◆ **Work required**
Where in the data does the word "icon" appear? Find those lines and copy them.

◆ **Task inputs**

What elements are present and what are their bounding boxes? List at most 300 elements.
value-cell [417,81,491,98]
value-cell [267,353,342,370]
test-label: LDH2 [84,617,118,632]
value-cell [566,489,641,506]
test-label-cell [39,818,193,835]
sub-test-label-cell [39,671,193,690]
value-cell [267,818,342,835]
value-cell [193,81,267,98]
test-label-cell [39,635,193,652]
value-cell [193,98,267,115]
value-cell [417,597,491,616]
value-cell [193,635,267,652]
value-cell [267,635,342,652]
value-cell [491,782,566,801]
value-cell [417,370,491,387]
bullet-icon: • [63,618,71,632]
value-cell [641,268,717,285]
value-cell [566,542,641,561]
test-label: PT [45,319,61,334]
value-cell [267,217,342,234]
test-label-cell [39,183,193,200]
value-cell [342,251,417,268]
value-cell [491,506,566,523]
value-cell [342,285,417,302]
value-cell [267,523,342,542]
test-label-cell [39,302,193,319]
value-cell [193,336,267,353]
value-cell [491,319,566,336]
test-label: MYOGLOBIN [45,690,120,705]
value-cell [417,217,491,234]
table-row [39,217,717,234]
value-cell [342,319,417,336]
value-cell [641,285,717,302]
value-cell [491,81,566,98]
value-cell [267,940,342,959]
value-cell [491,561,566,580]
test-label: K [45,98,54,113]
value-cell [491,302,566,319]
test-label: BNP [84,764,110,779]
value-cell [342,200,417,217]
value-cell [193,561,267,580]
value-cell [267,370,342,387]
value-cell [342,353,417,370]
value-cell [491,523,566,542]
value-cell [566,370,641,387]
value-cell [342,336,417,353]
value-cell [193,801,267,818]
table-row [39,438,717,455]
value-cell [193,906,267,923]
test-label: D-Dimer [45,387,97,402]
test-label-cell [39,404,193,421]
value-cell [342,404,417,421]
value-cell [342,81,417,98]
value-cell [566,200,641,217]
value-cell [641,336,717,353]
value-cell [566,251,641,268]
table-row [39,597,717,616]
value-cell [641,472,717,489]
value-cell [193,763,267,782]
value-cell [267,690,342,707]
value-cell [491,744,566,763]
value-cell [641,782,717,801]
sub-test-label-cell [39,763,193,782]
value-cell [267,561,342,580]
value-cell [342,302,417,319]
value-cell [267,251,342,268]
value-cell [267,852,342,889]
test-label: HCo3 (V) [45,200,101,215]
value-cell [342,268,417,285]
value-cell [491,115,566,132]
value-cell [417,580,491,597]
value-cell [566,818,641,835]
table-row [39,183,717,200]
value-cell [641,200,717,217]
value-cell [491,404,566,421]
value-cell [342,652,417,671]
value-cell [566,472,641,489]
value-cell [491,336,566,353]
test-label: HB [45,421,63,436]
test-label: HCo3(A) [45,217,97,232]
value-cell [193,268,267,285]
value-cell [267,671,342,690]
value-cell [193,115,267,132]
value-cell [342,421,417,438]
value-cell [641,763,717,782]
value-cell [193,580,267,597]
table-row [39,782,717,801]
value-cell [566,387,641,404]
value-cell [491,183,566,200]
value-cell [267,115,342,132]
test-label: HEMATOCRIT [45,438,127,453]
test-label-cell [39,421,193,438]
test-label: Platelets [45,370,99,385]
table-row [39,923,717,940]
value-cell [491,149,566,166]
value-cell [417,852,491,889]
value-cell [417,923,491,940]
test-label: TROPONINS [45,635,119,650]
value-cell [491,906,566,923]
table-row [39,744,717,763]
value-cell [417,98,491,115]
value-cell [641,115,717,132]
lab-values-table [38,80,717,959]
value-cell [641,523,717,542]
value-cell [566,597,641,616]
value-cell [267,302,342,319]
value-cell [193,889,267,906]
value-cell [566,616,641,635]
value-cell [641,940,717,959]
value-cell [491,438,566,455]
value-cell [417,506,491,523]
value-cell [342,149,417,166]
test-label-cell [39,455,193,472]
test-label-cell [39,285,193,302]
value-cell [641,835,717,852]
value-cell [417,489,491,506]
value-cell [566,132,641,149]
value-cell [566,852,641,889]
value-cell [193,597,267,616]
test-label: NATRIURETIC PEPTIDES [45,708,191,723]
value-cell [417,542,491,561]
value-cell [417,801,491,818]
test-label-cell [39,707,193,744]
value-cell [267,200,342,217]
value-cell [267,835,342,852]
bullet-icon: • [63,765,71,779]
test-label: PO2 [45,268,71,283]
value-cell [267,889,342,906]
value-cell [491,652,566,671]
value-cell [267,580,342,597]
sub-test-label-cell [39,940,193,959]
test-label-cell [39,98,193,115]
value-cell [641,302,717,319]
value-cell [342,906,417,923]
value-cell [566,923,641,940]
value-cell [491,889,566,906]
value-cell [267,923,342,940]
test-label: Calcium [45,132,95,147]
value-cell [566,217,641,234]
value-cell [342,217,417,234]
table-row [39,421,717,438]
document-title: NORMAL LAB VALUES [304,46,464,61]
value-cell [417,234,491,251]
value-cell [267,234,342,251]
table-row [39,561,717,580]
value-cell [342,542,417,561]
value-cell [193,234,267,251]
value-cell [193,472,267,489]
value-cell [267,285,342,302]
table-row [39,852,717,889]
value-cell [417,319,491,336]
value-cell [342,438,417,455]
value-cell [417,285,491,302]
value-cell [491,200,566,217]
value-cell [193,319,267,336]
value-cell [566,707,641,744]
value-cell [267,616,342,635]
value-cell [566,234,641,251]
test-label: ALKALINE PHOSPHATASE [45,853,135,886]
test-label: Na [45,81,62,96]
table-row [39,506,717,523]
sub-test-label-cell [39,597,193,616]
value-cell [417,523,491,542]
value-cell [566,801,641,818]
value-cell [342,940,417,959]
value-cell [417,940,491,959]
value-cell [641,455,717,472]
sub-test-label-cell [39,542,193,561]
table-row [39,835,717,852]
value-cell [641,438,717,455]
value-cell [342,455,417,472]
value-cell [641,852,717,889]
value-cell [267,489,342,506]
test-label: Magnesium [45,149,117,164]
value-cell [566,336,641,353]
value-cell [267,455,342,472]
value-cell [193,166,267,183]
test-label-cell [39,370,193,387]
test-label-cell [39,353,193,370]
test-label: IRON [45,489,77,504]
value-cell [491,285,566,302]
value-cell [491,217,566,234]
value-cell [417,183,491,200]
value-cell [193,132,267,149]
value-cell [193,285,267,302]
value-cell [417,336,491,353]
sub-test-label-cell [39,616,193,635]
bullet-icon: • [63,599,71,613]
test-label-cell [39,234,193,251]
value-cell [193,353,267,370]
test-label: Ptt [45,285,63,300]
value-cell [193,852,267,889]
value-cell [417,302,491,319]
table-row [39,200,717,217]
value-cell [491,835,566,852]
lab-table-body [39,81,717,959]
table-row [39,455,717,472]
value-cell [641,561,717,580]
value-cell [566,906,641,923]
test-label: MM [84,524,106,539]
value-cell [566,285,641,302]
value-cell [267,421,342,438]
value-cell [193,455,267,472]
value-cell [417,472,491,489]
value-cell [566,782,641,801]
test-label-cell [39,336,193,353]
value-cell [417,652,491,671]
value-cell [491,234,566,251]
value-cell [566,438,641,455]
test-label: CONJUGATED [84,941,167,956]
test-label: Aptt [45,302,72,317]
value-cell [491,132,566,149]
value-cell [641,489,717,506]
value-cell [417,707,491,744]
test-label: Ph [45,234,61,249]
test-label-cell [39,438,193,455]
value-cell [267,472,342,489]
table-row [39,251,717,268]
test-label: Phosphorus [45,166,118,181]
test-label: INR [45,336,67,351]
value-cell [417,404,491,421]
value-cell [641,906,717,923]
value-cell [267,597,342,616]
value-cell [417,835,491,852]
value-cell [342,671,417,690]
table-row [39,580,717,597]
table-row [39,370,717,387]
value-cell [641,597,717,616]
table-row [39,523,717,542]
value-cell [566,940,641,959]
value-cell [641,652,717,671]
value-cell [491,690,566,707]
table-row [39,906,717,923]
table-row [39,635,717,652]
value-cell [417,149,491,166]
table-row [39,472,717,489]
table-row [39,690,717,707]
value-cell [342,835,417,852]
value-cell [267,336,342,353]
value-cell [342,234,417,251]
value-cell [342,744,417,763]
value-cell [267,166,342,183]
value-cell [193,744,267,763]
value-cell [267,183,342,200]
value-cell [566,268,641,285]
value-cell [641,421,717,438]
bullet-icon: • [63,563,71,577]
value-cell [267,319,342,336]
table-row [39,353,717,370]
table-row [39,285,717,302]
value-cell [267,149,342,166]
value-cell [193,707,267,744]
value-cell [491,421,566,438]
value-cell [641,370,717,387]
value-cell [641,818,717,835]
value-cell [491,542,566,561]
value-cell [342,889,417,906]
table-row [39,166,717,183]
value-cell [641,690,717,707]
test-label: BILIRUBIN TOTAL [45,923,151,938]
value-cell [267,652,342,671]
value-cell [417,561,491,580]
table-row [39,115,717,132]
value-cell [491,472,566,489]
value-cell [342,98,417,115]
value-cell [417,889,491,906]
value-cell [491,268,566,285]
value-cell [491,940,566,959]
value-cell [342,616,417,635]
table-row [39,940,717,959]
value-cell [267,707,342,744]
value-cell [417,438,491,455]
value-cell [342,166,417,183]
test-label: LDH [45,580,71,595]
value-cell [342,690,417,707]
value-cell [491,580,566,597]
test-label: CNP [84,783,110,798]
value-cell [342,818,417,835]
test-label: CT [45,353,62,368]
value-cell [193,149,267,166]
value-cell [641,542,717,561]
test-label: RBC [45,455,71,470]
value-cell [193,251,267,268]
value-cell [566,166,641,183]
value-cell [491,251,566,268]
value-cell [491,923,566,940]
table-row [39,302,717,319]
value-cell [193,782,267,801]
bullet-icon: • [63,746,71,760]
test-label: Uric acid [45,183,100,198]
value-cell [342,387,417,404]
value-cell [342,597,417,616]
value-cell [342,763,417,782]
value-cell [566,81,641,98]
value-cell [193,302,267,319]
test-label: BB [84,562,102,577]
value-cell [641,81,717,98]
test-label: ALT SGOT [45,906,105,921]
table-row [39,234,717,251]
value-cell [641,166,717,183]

◆ **Problem solution**
bullet-icon: • [63,618,71,632]
bullet-icon: • [63,765,71,779]
bullet-icon: • [63,599,71,613]
bullet-icon: • [63,563,71,577]
bullet-icon: • [63,746,71,760]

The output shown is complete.